Instruction: In the entries below, find the lines that contain the word "this" and copy them.

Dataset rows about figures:
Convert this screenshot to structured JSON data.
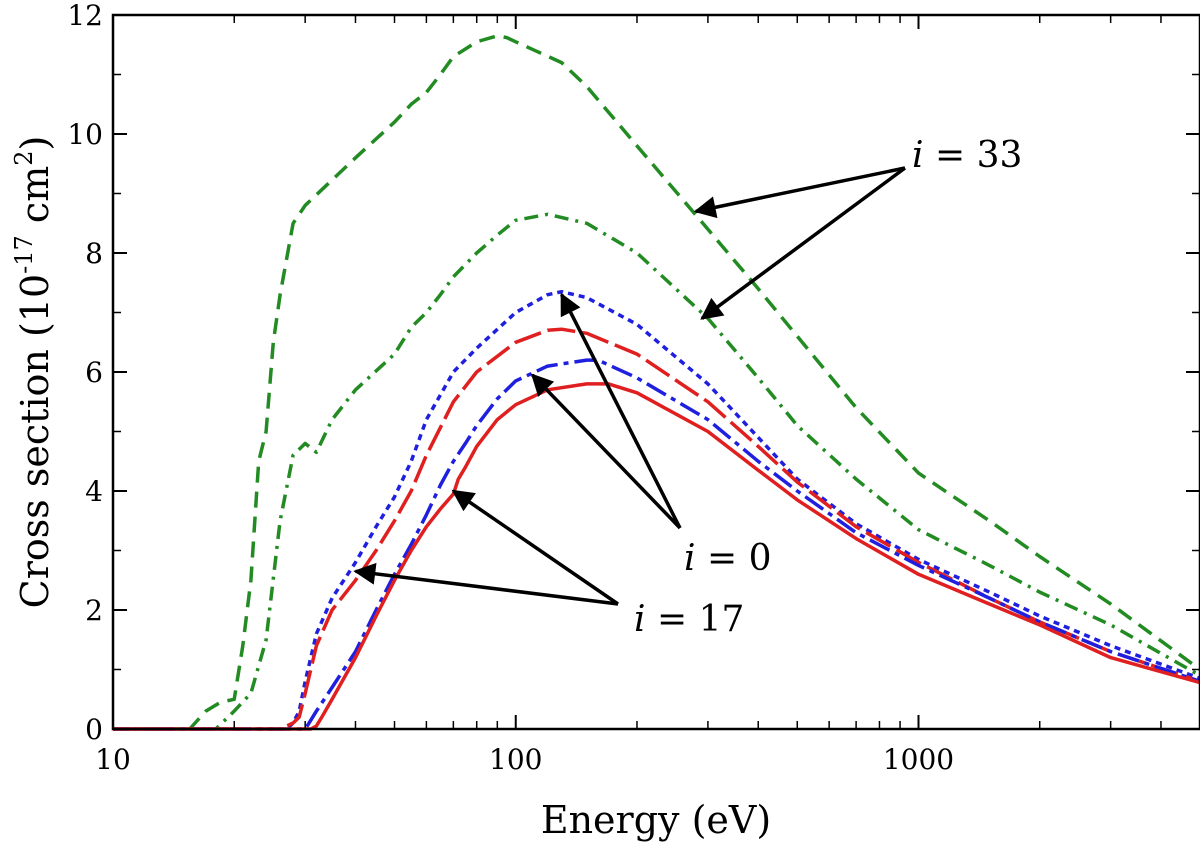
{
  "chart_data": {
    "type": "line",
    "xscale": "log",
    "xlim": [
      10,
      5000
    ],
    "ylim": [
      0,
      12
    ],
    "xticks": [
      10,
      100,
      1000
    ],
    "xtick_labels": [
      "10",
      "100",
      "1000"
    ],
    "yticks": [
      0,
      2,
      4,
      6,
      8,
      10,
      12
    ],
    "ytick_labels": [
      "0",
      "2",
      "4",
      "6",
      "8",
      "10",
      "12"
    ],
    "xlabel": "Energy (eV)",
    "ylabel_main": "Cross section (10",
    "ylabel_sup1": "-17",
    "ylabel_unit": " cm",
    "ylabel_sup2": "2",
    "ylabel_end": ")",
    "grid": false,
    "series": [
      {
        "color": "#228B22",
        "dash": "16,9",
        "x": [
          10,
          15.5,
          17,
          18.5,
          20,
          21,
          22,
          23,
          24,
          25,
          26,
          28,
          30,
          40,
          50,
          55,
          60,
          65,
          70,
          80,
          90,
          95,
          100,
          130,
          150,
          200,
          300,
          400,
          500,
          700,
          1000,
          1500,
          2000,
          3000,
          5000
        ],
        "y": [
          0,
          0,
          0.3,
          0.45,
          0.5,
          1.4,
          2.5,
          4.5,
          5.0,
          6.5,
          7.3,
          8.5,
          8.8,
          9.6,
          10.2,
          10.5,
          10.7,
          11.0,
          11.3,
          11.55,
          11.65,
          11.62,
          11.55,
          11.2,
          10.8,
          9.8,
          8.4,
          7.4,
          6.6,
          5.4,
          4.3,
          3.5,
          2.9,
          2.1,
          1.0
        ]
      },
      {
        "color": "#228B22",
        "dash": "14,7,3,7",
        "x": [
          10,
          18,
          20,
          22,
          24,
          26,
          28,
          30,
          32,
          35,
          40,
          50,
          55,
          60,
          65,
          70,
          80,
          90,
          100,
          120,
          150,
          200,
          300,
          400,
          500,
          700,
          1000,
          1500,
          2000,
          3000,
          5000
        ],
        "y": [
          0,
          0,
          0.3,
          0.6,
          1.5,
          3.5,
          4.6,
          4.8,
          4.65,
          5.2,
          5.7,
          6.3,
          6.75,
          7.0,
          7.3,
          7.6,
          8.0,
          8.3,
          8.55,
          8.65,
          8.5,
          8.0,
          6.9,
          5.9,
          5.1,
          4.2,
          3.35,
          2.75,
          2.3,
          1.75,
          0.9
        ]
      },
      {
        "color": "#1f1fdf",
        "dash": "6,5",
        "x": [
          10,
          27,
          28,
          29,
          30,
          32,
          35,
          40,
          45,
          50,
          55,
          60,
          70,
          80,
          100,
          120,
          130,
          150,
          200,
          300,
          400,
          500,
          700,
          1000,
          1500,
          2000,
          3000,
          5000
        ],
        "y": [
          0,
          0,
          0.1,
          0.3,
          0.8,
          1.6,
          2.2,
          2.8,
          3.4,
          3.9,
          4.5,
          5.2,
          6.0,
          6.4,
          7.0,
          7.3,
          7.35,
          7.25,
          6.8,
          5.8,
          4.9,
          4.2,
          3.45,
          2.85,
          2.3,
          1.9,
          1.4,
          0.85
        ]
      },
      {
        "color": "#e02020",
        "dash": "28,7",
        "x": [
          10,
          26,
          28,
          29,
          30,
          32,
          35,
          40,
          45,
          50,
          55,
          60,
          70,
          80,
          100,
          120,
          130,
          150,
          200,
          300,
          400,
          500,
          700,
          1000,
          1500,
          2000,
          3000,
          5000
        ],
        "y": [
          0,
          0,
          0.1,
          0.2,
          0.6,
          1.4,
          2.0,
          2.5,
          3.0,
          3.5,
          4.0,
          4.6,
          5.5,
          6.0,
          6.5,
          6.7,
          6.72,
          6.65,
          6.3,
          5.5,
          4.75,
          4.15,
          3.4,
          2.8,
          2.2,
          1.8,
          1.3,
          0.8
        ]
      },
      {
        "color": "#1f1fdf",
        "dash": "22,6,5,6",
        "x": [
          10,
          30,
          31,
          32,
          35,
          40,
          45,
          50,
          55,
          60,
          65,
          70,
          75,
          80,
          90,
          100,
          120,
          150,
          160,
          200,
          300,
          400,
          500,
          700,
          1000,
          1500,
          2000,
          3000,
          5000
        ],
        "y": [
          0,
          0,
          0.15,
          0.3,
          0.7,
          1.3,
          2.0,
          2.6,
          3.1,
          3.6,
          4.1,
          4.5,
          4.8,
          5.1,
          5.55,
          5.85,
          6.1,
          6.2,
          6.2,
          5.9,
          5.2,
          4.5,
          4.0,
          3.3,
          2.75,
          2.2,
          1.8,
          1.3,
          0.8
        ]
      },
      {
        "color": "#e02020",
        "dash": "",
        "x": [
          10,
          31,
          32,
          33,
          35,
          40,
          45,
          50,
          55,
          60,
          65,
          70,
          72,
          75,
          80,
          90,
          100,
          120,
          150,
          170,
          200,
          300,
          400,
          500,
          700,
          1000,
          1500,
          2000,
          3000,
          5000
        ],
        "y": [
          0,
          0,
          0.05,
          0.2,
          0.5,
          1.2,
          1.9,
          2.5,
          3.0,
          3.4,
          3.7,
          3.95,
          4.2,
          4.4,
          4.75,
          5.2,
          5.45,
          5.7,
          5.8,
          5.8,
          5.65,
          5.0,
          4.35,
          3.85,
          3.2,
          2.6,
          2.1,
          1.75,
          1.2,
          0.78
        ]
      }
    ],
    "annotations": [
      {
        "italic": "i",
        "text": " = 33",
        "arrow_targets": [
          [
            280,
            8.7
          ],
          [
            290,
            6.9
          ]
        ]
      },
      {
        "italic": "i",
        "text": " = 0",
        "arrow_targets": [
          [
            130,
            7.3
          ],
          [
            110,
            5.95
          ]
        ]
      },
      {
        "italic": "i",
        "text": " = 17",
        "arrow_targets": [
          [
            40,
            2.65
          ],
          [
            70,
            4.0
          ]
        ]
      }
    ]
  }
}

--

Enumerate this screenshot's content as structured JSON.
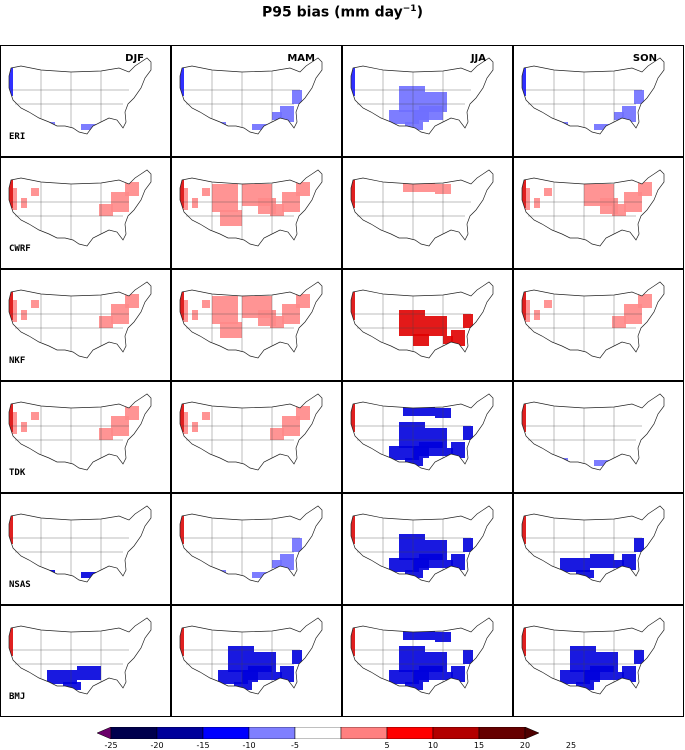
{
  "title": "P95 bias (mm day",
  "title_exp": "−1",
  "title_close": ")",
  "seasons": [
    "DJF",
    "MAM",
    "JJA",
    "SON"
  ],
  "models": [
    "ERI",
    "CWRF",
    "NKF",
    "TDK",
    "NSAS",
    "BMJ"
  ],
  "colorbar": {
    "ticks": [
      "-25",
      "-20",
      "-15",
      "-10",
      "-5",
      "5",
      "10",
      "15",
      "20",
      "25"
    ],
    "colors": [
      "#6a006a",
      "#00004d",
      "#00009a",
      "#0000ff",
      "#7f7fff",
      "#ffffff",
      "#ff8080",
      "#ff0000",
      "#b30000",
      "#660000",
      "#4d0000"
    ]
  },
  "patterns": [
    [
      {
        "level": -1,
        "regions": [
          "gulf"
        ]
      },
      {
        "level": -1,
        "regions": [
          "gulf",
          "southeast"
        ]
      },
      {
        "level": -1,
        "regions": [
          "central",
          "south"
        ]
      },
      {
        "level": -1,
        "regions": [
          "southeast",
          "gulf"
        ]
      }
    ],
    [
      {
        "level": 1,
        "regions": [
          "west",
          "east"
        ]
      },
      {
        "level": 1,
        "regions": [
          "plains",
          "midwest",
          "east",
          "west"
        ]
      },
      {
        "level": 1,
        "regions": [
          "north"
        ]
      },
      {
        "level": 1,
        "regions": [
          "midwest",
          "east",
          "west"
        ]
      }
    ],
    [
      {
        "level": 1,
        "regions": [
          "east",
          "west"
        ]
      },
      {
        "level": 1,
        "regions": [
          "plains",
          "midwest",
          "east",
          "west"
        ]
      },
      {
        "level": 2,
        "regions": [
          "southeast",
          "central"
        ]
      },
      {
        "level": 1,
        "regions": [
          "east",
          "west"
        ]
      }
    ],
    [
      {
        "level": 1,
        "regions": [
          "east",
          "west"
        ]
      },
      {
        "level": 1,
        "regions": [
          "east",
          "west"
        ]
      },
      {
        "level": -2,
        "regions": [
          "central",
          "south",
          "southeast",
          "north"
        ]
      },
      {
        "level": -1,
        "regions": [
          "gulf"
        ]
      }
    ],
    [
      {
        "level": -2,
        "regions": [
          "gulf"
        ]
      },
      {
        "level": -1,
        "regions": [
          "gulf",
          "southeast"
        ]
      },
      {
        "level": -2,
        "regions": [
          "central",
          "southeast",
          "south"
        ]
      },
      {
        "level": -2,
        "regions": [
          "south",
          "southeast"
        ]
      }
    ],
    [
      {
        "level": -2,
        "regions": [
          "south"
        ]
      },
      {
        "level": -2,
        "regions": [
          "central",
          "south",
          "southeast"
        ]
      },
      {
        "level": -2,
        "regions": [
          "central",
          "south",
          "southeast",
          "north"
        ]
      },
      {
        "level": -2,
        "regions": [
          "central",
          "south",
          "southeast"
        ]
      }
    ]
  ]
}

--

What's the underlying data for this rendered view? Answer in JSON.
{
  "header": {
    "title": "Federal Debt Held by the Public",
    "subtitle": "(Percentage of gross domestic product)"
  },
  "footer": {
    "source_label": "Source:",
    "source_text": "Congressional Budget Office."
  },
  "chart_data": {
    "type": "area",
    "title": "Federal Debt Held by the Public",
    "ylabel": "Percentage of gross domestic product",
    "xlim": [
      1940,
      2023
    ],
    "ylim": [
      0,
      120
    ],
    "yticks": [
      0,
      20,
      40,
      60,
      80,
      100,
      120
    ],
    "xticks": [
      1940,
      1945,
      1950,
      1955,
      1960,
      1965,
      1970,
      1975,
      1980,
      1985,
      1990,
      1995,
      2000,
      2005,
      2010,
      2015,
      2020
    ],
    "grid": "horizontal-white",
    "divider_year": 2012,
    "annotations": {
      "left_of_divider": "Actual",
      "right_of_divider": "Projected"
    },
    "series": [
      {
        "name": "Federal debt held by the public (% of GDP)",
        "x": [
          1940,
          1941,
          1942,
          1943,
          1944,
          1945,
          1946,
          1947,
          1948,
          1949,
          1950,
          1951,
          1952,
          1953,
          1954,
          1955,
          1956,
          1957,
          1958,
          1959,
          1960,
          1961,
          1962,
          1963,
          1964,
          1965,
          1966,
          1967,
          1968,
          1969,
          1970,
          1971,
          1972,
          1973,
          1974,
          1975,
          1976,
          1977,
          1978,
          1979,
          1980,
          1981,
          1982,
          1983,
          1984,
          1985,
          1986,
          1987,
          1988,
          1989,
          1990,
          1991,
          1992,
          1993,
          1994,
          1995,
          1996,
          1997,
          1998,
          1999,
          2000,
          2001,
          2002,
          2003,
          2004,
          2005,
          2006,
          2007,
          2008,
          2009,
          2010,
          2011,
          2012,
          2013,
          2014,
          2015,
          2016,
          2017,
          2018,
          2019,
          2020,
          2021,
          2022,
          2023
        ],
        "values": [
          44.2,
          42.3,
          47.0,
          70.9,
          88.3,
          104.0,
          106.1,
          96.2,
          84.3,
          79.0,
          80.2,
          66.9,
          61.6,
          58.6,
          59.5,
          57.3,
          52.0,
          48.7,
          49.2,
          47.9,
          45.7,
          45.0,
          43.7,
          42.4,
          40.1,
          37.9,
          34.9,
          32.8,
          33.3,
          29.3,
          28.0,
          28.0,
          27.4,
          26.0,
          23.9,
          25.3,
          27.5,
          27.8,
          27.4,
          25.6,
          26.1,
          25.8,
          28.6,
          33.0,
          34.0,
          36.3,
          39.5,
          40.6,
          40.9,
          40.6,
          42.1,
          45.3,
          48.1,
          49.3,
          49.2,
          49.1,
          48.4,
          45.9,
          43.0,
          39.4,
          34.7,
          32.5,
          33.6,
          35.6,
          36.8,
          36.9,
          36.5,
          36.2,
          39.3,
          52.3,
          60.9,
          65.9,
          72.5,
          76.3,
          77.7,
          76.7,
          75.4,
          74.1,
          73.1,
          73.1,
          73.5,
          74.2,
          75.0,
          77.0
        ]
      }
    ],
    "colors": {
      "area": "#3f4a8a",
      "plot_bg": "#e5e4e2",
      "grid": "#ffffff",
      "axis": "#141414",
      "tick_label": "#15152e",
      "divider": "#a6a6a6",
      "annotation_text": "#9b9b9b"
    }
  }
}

Finished exercise:
Convert this screenshot to structured JSON data.
Enumerate this screenshot's content as structured JSON.
What's the underlying data for this rendered view? Answer in JSON.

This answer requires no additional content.